Exercise. Select from the records below every line that has the word "GAIMO" in it.

Available data.

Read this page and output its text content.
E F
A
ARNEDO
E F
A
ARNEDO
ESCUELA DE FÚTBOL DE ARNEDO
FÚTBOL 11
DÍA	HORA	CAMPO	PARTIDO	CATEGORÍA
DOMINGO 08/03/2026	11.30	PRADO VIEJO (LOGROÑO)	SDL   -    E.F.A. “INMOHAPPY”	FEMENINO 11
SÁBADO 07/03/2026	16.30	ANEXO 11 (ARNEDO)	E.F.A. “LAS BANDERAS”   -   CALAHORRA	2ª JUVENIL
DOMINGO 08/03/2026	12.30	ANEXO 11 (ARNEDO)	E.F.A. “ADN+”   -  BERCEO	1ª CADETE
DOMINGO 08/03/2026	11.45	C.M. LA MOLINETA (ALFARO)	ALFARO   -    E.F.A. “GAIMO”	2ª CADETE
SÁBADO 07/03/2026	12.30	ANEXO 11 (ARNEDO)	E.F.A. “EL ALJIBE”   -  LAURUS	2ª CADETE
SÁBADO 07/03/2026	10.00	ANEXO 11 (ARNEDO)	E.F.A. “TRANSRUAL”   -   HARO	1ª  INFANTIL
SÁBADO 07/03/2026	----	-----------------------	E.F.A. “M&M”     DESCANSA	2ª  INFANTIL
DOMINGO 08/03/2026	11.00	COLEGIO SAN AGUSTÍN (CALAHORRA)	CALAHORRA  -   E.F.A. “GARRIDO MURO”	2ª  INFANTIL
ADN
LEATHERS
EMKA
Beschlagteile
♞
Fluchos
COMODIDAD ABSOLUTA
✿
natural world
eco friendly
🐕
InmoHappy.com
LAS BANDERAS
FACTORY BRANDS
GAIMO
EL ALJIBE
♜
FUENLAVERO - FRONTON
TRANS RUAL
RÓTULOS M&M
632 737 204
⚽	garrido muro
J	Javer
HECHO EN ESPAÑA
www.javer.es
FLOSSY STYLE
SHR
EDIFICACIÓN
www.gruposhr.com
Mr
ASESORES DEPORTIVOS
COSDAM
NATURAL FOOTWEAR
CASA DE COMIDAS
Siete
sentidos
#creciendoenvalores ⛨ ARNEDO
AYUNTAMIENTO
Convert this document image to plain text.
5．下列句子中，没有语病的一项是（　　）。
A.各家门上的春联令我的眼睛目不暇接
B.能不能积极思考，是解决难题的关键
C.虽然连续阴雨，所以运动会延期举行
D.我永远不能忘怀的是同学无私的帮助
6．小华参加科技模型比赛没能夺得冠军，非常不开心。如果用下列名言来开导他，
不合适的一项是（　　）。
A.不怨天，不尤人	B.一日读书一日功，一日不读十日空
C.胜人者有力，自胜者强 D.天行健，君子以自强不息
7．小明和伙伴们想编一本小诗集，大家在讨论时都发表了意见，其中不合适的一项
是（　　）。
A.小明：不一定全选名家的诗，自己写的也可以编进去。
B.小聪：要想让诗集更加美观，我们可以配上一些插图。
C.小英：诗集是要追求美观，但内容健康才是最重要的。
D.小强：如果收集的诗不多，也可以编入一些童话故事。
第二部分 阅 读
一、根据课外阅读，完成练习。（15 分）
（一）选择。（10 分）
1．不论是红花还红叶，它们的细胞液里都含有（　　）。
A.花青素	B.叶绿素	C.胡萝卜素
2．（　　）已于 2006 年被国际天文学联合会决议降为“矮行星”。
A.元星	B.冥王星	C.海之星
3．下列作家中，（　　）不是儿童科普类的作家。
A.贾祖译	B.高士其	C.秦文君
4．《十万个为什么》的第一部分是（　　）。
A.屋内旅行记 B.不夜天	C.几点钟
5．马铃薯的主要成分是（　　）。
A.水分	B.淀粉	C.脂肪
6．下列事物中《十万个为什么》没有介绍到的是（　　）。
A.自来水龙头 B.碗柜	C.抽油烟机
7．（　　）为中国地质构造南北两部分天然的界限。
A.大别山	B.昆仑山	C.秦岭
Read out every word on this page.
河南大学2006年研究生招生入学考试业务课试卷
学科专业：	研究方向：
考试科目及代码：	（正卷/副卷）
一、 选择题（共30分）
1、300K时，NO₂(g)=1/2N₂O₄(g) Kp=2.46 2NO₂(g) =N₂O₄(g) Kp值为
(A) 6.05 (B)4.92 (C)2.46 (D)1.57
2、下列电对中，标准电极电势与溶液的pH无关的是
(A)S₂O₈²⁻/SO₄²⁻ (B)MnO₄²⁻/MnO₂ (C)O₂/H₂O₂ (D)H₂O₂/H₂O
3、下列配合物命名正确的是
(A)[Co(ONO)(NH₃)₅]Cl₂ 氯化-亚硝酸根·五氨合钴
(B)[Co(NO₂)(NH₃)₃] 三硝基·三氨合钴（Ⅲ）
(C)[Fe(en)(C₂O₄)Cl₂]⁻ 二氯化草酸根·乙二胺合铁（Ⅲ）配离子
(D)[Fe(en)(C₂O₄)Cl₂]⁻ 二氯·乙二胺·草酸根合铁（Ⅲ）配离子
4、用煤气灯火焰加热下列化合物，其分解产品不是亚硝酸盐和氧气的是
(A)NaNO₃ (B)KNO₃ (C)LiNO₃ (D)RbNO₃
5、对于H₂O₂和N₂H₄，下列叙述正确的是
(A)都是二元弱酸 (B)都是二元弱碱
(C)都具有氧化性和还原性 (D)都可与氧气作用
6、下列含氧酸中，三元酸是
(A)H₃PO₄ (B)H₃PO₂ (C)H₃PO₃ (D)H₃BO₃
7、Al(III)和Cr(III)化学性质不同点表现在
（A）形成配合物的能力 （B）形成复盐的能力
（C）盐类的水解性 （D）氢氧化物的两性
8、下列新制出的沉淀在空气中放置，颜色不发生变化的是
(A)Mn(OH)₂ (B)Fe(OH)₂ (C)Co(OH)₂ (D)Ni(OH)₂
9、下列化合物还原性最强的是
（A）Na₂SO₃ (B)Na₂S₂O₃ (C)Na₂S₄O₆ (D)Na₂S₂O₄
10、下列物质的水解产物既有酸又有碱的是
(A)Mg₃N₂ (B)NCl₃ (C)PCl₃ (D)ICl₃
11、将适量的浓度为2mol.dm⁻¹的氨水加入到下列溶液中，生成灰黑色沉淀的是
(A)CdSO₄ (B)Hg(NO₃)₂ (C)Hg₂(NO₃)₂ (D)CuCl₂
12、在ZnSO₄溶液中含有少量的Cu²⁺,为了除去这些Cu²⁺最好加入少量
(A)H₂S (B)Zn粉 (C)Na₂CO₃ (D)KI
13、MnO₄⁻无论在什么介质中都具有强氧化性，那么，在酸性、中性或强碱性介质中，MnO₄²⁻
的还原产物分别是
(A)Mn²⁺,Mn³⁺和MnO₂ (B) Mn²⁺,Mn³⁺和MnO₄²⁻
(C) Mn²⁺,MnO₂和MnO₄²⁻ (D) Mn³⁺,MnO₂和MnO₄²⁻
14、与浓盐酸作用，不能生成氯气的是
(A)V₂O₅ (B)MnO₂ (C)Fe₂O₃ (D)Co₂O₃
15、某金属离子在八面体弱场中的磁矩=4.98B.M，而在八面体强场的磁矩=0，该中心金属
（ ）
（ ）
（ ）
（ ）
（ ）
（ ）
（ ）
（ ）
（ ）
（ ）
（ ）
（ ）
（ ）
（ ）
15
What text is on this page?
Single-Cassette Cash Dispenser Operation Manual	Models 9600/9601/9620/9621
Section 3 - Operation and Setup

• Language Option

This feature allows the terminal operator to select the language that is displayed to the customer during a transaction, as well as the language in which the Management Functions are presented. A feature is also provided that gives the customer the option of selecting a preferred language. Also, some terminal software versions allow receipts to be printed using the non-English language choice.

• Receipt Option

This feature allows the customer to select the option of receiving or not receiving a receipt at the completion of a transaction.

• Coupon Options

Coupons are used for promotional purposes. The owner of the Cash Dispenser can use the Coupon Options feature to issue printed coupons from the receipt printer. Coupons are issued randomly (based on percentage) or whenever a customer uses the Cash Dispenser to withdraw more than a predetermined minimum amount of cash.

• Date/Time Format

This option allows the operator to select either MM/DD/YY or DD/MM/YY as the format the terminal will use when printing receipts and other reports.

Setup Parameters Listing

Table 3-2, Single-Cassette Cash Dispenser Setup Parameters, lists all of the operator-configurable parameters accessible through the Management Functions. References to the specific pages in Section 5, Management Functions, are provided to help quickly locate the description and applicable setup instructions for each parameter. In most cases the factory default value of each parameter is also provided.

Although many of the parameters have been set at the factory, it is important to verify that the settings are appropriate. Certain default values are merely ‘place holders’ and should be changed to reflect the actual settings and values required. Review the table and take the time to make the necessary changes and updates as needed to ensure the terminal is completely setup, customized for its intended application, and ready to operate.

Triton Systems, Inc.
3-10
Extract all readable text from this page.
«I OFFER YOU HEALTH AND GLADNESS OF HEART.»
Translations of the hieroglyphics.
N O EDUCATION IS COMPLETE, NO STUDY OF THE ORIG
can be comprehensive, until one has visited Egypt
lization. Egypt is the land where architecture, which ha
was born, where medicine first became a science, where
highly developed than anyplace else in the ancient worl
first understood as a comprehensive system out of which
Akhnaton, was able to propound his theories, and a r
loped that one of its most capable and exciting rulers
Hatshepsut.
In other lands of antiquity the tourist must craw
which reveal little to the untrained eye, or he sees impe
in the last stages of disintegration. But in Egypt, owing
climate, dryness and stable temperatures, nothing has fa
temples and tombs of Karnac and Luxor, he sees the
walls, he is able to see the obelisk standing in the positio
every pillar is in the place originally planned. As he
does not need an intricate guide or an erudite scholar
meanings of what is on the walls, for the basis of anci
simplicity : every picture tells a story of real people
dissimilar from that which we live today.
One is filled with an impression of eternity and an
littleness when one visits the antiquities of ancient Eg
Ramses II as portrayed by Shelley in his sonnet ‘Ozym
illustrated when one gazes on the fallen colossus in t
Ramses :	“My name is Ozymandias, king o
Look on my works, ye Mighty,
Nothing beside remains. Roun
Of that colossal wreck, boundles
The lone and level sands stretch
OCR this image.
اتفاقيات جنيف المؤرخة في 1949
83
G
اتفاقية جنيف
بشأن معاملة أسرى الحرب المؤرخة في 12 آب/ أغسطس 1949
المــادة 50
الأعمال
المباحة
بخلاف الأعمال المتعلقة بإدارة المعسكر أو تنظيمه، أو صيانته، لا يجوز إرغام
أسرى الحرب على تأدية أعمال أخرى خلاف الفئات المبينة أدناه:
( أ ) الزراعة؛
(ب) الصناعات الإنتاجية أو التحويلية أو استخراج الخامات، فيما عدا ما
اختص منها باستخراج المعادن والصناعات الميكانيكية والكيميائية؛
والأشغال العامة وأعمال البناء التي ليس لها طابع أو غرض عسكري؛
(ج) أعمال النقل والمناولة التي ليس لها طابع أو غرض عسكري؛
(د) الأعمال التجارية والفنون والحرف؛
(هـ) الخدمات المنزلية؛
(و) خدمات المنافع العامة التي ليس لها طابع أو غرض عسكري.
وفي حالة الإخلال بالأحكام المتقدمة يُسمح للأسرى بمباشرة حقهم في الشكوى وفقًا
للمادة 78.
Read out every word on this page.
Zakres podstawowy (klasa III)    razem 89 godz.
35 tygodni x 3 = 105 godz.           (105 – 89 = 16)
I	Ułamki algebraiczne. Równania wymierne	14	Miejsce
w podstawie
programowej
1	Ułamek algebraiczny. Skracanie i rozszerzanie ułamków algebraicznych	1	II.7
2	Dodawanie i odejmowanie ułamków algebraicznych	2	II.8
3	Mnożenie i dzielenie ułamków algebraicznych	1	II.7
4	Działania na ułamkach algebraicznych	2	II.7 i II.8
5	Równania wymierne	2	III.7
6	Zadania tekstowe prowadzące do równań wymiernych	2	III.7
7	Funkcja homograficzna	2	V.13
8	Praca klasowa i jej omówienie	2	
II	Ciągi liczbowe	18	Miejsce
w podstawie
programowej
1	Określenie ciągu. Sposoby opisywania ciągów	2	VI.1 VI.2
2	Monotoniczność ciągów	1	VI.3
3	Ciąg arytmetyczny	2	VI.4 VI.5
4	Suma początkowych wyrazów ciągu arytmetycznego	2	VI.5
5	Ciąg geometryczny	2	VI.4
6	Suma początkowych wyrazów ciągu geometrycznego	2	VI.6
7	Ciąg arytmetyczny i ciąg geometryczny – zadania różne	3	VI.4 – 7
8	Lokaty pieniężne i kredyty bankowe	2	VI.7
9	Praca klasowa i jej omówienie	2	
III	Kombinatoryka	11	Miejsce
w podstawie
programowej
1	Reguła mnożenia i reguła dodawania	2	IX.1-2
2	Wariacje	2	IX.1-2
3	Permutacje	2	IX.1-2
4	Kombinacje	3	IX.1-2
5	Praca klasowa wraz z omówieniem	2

Task solution.
DOMINGO 08/03/2026	11.45	C.M. LA MOLINETA (ALFARO)	ALFARO   -    E.F.A. “GAIMO”	2ª CADETE
GAIMO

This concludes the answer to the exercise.